» WORK TO BE COMPLETED: Filter this material down to the lines that hold "الله", copying each one.

» EXTRACTED DATA:
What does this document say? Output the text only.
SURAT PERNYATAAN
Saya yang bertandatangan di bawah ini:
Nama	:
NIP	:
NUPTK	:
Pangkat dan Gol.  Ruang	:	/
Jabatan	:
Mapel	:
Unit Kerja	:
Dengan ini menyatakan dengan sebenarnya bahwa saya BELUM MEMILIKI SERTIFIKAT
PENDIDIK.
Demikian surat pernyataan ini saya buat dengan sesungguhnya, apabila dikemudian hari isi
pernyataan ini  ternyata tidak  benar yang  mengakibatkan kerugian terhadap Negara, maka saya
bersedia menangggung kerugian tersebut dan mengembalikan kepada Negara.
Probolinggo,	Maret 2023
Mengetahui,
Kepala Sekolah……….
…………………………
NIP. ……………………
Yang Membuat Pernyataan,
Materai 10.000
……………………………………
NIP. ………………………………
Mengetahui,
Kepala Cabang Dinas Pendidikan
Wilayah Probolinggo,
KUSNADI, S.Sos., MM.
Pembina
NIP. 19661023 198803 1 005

--

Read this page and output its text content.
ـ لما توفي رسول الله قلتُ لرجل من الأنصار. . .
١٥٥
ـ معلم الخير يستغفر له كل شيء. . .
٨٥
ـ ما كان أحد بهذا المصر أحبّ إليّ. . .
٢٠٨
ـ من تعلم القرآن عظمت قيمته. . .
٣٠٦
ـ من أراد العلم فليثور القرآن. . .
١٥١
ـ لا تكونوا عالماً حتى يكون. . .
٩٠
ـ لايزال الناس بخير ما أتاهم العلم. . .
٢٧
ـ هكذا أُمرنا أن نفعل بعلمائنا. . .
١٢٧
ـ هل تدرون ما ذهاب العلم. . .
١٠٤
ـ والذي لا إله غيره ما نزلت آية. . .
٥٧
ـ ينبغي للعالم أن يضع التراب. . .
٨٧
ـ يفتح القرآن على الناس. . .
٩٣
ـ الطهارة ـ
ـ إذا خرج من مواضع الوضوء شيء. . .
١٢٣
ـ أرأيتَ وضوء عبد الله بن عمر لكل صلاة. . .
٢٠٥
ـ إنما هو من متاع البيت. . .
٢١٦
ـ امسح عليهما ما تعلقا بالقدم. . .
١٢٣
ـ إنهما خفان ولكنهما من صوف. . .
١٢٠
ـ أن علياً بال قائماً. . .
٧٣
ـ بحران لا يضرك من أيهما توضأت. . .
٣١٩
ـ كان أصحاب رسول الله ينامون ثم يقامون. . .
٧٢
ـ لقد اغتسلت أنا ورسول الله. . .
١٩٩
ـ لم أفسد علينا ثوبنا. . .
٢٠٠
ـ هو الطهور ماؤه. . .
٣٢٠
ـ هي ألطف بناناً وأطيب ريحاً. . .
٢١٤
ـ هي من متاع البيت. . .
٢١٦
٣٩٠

---

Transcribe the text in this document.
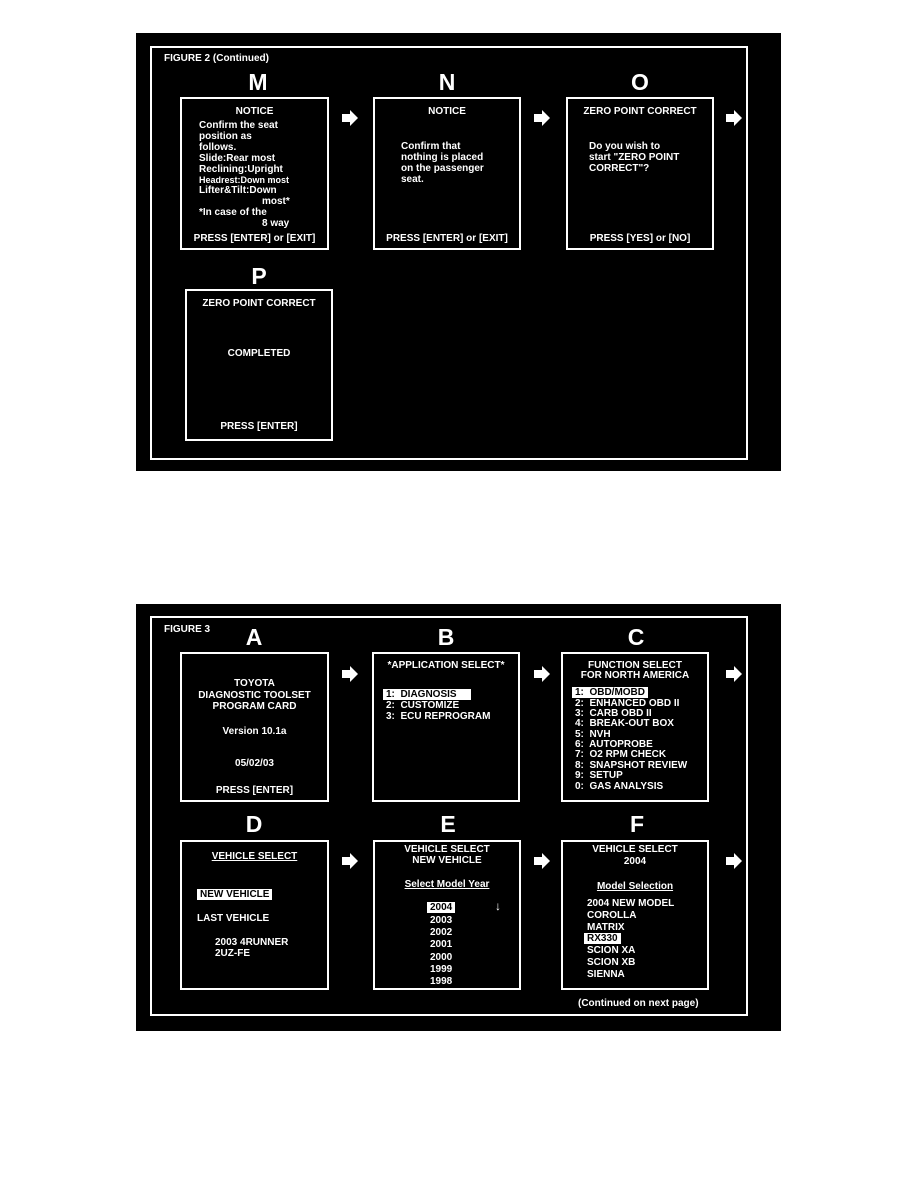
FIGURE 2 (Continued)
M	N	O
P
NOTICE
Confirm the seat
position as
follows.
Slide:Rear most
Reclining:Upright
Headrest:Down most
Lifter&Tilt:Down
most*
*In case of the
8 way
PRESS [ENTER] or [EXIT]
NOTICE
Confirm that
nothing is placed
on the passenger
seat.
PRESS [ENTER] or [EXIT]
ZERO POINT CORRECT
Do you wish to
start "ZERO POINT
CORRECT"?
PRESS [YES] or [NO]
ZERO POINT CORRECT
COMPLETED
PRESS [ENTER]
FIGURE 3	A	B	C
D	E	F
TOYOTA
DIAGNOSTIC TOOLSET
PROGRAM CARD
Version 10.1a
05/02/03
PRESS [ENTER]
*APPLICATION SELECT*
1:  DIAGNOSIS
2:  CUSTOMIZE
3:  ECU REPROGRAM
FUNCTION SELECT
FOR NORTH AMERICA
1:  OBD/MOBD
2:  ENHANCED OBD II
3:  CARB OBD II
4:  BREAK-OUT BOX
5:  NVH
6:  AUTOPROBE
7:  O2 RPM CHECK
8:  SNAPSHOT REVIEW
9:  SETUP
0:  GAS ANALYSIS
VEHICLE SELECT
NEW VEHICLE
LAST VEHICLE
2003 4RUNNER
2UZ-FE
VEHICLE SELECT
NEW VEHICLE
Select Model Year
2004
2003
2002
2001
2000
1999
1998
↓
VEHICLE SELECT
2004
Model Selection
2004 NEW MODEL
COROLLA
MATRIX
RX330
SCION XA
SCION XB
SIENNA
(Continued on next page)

» REPLY TO THE TASK:
ـ لما توفي رسول الله قلتُ لرجل من الأنصار. . .
ـ أرأيتَ وضوء عبد الله بن عمر لكل صلاة. . .
ـ كان أصحاب رسول الله ينامون ثم يقامون. . .
ـ لقد اغتسلت أنا ورسول الله. . .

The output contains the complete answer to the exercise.